** Opening Excerpt to read block **
Nearly 40%
of HIV-positive men with low-grade anal neoplasia may progress to high-grade
neoplasia or anal cancer, according to a Spanish study presented on Wednesday at
the 52nd Interscience Conference on Antimicrobial Agents and
Chemotherapy (ICAAC) in San Francisco. Younger age and shorter duration of HIV
infection were risk factors for worsening disease.
Anal cancer
caused by human papillomavirus (HPV) is more common among HIV-positive gay men,
compared with the general population. While AIDS-defining cancers have declined
since the advent of effective combination antiretroviral therapy, some studies
indicate that anal cancer has become more common as people with HIV live
longer.
HPV triggers
abnormal cell growth including warts and neoplasia. Certain 'high-risk' or oncogenic
types – in
particular HPV-16 and HPV-18 – are the usual cause of anal and cervical cancer. But
oncogenic HPV infection does not always result in tissue abnormalities, mild or
low-grade dysplasia (abnormal tissue) does not always progress to more severe or
high-grade neoplasia, and high-grade neoplasia does not always lead to cancer.
** Closing Excerpt to read block **
** Opening The data block **
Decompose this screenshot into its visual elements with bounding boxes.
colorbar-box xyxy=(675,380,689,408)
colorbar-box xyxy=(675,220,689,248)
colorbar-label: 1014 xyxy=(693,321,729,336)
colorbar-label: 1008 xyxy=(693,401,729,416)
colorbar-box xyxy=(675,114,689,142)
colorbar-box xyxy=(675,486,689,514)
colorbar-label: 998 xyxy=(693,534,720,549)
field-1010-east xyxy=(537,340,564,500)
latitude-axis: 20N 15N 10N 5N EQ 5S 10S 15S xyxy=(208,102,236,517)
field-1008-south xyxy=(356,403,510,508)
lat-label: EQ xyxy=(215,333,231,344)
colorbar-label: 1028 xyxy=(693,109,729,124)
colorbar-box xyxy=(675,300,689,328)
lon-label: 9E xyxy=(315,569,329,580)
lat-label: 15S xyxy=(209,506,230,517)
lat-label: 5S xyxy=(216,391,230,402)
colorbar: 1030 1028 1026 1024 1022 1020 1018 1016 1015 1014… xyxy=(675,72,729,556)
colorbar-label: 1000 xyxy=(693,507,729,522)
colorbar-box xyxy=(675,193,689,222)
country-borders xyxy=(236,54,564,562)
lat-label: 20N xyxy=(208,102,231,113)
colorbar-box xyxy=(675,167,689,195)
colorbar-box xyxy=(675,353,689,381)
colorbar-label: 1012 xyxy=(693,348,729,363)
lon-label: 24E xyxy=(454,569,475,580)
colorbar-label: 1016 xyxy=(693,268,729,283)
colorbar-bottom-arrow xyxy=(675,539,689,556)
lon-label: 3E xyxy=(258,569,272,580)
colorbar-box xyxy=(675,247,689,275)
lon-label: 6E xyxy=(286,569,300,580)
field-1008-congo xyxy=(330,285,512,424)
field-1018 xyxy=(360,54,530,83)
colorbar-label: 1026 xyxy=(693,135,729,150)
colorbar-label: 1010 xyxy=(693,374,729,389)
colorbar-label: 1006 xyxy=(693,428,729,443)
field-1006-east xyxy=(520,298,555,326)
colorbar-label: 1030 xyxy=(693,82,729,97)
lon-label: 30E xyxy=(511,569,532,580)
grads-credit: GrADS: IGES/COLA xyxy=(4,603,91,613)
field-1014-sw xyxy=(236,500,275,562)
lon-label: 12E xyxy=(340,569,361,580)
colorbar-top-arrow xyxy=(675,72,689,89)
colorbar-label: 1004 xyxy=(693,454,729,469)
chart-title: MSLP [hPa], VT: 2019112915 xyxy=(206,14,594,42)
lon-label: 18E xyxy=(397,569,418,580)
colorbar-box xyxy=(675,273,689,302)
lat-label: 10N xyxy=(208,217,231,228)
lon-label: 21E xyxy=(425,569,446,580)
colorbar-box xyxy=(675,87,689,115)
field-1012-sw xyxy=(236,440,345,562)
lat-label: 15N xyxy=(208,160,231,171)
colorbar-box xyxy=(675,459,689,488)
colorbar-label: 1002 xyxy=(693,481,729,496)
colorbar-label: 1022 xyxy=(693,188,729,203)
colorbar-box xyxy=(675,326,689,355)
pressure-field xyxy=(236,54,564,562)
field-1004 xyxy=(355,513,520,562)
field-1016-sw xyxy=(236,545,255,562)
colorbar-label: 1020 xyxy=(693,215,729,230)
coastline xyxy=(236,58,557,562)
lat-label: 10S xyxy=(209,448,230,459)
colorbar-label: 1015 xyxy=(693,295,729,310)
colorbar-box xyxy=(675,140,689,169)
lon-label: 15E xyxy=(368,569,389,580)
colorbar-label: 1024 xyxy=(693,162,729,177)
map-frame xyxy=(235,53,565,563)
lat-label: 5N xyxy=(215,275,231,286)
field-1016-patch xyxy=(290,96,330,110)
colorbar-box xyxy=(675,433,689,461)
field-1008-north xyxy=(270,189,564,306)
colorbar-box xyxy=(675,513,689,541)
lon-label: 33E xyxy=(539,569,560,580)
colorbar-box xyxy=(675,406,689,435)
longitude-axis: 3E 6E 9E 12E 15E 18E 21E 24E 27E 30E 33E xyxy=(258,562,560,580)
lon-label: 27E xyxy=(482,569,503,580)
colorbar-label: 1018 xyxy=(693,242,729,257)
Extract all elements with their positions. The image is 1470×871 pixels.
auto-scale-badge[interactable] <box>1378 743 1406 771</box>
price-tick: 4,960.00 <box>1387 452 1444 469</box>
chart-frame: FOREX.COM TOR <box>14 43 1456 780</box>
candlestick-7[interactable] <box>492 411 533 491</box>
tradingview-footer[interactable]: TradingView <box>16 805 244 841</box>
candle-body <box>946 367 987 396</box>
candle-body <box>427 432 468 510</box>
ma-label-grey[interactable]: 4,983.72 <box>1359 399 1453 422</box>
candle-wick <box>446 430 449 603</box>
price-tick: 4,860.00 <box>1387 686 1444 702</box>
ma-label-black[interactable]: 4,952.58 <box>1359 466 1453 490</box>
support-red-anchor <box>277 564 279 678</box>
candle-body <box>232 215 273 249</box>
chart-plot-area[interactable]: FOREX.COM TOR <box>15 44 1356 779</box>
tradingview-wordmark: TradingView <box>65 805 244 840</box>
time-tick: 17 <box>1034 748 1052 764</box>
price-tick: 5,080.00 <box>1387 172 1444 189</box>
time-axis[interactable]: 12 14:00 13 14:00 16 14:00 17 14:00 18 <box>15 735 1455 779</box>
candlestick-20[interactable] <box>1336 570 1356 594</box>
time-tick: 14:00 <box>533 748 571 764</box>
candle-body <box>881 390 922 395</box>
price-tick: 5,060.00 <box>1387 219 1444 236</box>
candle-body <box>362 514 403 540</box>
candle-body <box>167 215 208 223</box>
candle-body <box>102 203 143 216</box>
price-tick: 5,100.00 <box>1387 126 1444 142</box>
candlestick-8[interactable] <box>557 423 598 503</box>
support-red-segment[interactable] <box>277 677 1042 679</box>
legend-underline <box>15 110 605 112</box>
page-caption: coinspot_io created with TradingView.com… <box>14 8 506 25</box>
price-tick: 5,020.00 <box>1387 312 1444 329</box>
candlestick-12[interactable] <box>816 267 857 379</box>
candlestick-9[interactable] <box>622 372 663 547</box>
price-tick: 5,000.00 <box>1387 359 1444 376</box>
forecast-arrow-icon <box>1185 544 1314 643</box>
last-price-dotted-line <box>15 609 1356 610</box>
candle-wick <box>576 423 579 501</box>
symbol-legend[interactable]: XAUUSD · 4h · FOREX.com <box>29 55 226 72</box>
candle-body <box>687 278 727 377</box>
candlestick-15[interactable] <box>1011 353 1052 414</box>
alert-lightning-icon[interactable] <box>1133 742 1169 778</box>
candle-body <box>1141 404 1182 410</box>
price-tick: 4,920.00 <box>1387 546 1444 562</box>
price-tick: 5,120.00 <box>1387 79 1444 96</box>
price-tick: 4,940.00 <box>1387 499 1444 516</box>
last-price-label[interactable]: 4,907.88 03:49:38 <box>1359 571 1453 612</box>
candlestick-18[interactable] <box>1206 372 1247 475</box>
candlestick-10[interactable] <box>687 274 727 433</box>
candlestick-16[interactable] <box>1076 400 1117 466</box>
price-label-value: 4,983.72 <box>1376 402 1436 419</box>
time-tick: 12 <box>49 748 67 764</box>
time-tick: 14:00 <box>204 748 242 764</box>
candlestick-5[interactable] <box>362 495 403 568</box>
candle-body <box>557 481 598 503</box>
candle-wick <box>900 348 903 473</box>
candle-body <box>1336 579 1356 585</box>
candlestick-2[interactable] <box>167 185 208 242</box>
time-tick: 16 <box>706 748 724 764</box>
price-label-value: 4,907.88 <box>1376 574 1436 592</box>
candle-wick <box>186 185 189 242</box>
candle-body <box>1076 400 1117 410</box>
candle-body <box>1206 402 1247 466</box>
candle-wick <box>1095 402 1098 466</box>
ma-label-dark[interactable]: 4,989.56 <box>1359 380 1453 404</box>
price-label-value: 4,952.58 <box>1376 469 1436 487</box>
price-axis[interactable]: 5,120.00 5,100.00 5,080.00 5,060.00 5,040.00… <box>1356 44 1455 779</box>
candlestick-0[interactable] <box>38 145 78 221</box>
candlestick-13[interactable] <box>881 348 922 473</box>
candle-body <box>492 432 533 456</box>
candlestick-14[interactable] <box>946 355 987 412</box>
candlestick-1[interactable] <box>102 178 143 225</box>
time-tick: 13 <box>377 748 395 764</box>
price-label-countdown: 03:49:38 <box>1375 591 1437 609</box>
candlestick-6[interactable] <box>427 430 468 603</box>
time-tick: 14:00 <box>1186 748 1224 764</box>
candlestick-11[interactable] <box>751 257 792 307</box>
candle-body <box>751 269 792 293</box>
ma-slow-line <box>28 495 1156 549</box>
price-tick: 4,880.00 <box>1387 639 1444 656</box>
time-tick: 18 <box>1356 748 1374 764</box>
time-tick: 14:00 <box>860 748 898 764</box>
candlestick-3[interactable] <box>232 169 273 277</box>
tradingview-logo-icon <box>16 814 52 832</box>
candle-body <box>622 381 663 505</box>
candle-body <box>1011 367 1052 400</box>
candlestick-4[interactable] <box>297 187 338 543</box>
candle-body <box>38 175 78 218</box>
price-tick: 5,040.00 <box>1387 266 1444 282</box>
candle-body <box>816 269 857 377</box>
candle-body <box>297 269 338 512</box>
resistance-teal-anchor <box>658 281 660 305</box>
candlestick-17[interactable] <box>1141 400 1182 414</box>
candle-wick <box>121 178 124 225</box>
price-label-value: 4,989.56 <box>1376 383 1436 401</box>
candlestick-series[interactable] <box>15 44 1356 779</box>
** Closing The data block **
◆ **Work item**
Continue the report above on anal neoplasia progression in HIV-positive men, starting after its last sentence.

◆ **Exercise response**
Carmen
Hidalgo from Hospital Universitario Virgen de las Nieves in Granada, Spain, and
colleagues looked at predictors of progression from low-grade anal
intraepithelial neoplasia (AIN) to high-grade AIN or anal carcinoma in situ
(localised cancer). They also evaluated the role of different screening methods
for detecting high-grade AIN or anal cancer.
This prospective
cohort study included 163 HIV-positive men who have sex with men seen at the
hospital between April 2010 and April 2012 who participated in an anal neoplasia
screening program.
The participants'
average age was 36 years and they had been diagnosed with HIV for a median of
54 months. They reported a median of one sexual partner during the past year and
nearly 75% said they used condoms. Only 3% were co-infected with hepatitis B or
C. Half were smokers.
Participants
had well-preserved immune function, with a current median CD4 cell count of
about 600 cells/mm3 and a nadir (lowest-ever) count of 375 cells/mm3.
Three-quarters were on antiretroviral therapy and 85% had an undetectable HIV
viral load.
The men
underwent baseline and follow-up evaluations that included anal cytology tests
(examination of a cell sample under a microscope, better known as a Pap smear),
PCR tests for HPV and anoscopy (visual examination using a lighted magnifying
instrument, with application of vinegar to make lesions turn white).
PCR testing
showed that 81% of participants had HPV infection; 68% had high-risk HPV types,
69% had low-risk types and 47% had both. The most common types were HPV-16
(26%); HPV-53 and HPV-6 (15% for both); and HPV-11, HPV-18 and HPV-51 (14% for
each).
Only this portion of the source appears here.